>> Start Given records
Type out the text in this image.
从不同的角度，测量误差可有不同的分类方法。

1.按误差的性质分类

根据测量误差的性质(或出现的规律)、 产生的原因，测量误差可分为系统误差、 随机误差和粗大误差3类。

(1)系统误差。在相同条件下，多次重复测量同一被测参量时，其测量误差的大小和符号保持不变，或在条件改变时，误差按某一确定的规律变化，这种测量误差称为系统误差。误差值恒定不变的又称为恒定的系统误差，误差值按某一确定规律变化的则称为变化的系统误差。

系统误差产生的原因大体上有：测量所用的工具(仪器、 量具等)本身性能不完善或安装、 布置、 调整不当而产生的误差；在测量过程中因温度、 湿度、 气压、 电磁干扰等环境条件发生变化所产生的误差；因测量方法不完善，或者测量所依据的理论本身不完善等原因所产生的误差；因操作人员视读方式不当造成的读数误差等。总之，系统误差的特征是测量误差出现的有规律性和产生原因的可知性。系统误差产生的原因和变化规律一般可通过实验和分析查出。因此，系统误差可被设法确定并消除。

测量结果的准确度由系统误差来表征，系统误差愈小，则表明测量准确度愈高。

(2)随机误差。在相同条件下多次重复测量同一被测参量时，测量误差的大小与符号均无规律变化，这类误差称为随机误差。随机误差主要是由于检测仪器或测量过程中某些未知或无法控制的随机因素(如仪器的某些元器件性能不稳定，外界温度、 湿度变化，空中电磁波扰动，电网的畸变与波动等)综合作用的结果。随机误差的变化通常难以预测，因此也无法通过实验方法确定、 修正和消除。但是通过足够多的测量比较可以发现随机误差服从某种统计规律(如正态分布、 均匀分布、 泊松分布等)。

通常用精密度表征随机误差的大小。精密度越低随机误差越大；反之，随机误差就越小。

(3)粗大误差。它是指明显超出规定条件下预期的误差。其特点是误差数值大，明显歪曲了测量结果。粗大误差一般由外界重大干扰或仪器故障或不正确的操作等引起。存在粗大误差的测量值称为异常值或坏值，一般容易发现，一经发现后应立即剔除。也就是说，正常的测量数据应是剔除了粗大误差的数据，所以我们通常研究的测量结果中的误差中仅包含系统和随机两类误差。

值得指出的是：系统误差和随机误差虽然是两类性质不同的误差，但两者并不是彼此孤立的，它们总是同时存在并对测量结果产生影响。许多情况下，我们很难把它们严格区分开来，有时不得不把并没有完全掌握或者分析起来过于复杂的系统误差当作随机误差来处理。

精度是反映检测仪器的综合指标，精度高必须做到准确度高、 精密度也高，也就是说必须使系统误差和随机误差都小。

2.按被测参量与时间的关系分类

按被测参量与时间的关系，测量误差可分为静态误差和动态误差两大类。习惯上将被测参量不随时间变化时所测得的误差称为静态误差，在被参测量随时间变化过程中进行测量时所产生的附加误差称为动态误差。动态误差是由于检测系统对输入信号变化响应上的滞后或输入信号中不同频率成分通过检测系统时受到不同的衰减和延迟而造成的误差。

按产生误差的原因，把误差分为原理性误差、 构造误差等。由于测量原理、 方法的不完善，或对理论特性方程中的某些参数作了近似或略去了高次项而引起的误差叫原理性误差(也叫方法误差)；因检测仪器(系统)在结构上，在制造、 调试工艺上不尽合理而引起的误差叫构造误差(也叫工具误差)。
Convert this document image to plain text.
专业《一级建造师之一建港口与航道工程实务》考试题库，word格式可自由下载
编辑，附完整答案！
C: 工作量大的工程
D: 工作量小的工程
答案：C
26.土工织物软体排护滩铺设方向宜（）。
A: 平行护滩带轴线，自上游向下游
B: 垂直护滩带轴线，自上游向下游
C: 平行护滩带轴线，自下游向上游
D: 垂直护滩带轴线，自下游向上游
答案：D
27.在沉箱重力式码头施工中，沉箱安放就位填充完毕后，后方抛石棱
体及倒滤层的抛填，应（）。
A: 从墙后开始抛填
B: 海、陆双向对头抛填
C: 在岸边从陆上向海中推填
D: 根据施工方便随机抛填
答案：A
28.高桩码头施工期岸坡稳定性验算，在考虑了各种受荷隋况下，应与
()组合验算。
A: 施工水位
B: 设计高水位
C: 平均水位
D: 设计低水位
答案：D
>> End Given records
▶ [Exercise details]: Write the material out again word for word.

▶ [Solution]:
Type out the text in this image.
从不同的角度，测量误差可有不同的分类方法。

1.按误差的性质分类

根据测量误差的性质(或出现的规律)、 产生的原因，测量误差可分为系统误差、 随机误差和粗大误差3类。

(1)系统误差。在相同条件下，多次重复测量同一被测参量时，其测量误差的大小和符号保持不变，或在条件改变时，误差按某一确定的规律变化，这种测量误差称为系统误差。误差值恒定不变的又称为恒定的系统误差，误差值按某一确定规律变化的则称为变化的系统误差。

系统误差产生的原因大体上有：测量所用的工具(仪器、 量具等)本身性能不完善或安装、 布置、 调整不当而产生的误差；在测量过程中因温度、 湿度、 气压、 电磁干扰等环境条件发生变化所产生的误差；因测量方法不完善，或者测量所依据的理论本身不完善等原因所产生的误差；因操作人员视读方式不当造成的读数误差等。总之，系统误差的特征是测量误差出现的有规律性和产生原因的可知性。系统误差产生的原因和变化规律一般可通过实验和分析查出。因此，系统误差可被设法确定并消除。

测量结果的准确度由系统误差来表征，系统误差愈小，则表明测量准确度愈高。

(2)随机误差。在相同条件下多次重复测量同一被测参量时，测量误差的大小与符号均无规律变化，这类误差称为随机误差。随机误差主要是由于检测仪器或测量过程中某些未知或无法控制的随机因素(如仪器的某些元器件性能不稳定，外界温度、 湿度变化，空中电磁波扰动，电网的畸变与波动等)综合作用的结果。随机误差的变化通常难以预测，因此也无法通过实验方法确定、 修正和消除。但是通过足够多的测量比较可以发现随机误差服从某种统计规律(如正态分布、 均匀分布、 泊松分布等)。

通常用精密度表征随机误差的大小。精密度越低随机误差越大；反之，随机误差就越小。

(3)粗大误差。它是指明显超出规定条件下预期的误差。其特点是误差数值大，明显歪曲了测量结果。粗大误差一般由外界重大干扰或仪器故障或不正确的操作等引起。存在粗大误差的测量值称为异常值或坏值，一般容易发现，一经发现后应立即剔除。也就是说，正常的测量数据应是剔除了粗大误差的数据，所以我们通常研究的测量结果中的误差中仅包含系统和随机两类误差。

值得指出的是：系统误差和随机误差虽然是两类性质不同的误差，但两者并不是彼此孤立的，它们总是同时存在并对测量结果产生影响。许多情况下，我们很难把它们严格区分开来，有时不得不把并没有完全掌握或者分析起来过于复杂的系统误差当作随机误差来处理。

精度是反映检测仪器的综合指标，精度高必须做到准确度高、 精密度也高，也就是说必须使系统误差和随机误差都小。

2.按被测参量与时间的关系分类

按被测参量与时间的关系，测量误差可分为静态误差和动态误差两大类。习惯上将被测参量不随时间变化时所测得的误差称为静态误差，在被参测量随时间变化过程中进行测量时所产生的附加误差称为动态误差。动态误差是由于检测系统对输入信号变化响应上的滞后或输入信号中不同频率成分通过检测系统时受到不同的衰减和延迟而造成的误差。

按产生误差的原因，把误差分为原理性误差、 构造误差等。由于测量原理、 方法的不完善，或对理论特性方程中的某些参数作了近似或略去了高次项而引起的误差叫原理性误差(也叫方法误差)；因检测仪器(系统)在结构上，在制造、 调试工艺上不尽合理而引起的误差叫构造误差(也叫工具误差)。
Convert this document image to plain text.
专业《一级建造师之一建港口与航道工程实务》考试题库，word格式可自由下载
编辑，附完整答案！
C: 工作量大的工程
D: 工作量小的工程
答案：C
26.土工织物软体排护滩铺设方向宜（）。
A: 平行护滩带轴线，自上游向下游
B: 垂直护滩带轴线，自上游向下游
C: 平行护滩带轴线，自下游向上游
D: 垂直护滩带轴线，自下游向上游
答案：D
27.在沉箱重力式码头施工中，沉箱安放就位填充完毕后，后方抛石棱
体及倒滤层的抛填，应（）。
A: 从墙后开始抛填
B: 海、陆双向对头抛填
C: 在岸边从陆上向海中推填
D: 根据施工方便随机抛填
答案：A
28.高桩码头施工期岸坡稳定性验算，在考虑了各种受荷隋况下，应与
()组合验算。
A: 施工水位
B: 设计高水位
C: 平均水位
D: 设计低水位
答案：D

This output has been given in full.